— START OF Supplied data —
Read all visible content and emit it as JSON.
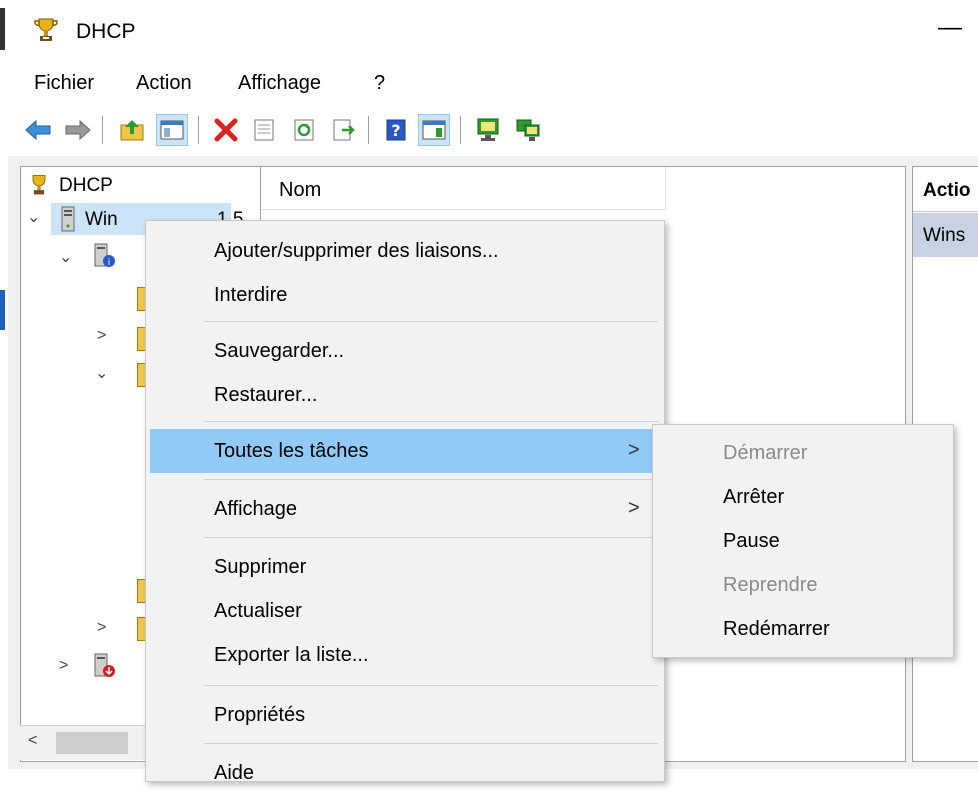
{
  "window": {
    "title": "DHCP",
    "minimize_glyph": "—"
  },
  "menubar": {
    "items": [
      "Fichier",
      "Action",
      "Affichage",
      "?"
    ]
  },
  "toolbar": {
    "icons": [
      "back-arrow-icon",
      "forward-arrow-icon",
      "up-folder-icon",
      "show-hide-console-tree-icon",
      "delete-icon",
      "properties-icon",
      "refresh-icon",
      "export-list-icon",
      "help-icon",
      "show-hide-action-pane-icon",
      "monitor-green-icon",
      "monitor-network-icon"
    ]
  },
  "tree": {
    "root": "DHCP",
    "server": "Win",
    "server_suffix": "1.5"
  },
  "list": {
    "column_name": "Nom"
  },
  "actions_pane": {
    "header": "Actio",
    "server": "Wins"
  },
  "context_menu": {
    "items": [
      {
        "label": "Ajouter/supprimer des liaisons..."
      },
      {
        "label": "Interdire"
      },
      {
        "label": "Sauvegarder..."
      },
      {
        "label": "Restaurer..."
      },
      {
        "label": "Toutes les tâches",
        "submenu": true
      },
      {
        "label": "Affichage",
        "submenu": true
      },
      {
        "label": "Supprimer"
      },
      {
        "label": "Actualiser"
      },
      {
        "label": "Exporter la liste..."
      },
      {
        "label": "Propriétés"
      },
      {
        "label": "Aide"
      }
    ],
    "submenu_arrow": ">"
  },
  "submenu": {
    "items": [
      {
        "label": "Démarrer",
        "enabled": false
      },
      {
        "label": "Arrêter",
        "enabled": true
      },
      {
        "label": "Pause",
        "enabled": true
      },
      {
        "label": "Reprendre",
        "enabled": false
      },
      {
        "label": "Redémarrer",
        "enabled": true
      }
    ]
  },
  "colors": {
    "highlight": "#91c9f7",
    "actions_selected": "#c7d3e3",
    "menu_bg": "#f2f2f2"
  }
}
— END OF Supplied data —
▶ Given task
Write out the material above once more, exactly as it reads, with no pictures.

▶ Right answer
Read all visible content and emit it as JSON.
{
  "window": {
    "title": "DHCP",
    "minimize_glyph": "—"
  },
  "menubar": {
    "items": [
      "Fichier",
      "Action",
      "Affichage",
      "?"
    ]
  },
  "toolbar": {
    "icons": [
      "back-arrow-icon",
      "forward-arrow-icon",
      "up-folder-icon",
      "show-hide-console-tree-icon",
      "delete-icon",
      "properties-icon",
      "refresh-icon",
      "export-list-icon",
      "help-icon",
      "show-hide-action-pane-icon",
      "monitor-green-icon",
      "monitor-network-icon"
    ]
  },
  "tree": {
    "root": "DHCP",
    "server": "Win",
    "server_suffix": "1.5"
  },
  "list": {
    "column_name": "Nom"
  },
  "actions_pane": {
    "header": "Actio",
    "server": "Wins"
  },
  "context_menu": {
    "items": [
      {
        "label": "Ajouter/supprimer des liaisons..."
      },
      {
        "label": "Interdire"
      },
      {
        "label": "Sauvegarder..."
      },
      {
        "label": "Restaurer..."
      },
      {
        "label": "Toutes les tâches",
        "submenu": true
      },
      {
        "label": "Affichage",
        "submenu": true
      },
      {
        "label": "Supprimer"
      },
      {
        "label": "Actualiser"
      },
      {
        "label": "Exporter la liste..."
      },
      {
        "label": "Propriétés"
      },
      {
        "label": "Aide"
      }
    ],
    "submenu_arrow": ">"
  },
  "submenu": {
    "items": [
      {
        "label": "Démarrer",
        "enabled": false
      },
      {
        "label": "Arrêter",
        "enabled": true
      },
      {
        "label": "Pause",
        "enabled": true
      },
      {
        "label": "Reprendre",
        "enabled": false
      },
      {
        "label": "Redémarrer",
        "enabled": true
      }
    ]
  },
  "colors": {
    "highlight": "#91c9f7",
    "actions_selected": "#c7d3e3",
    "menu_bg": "#f2f2f2"
  }
}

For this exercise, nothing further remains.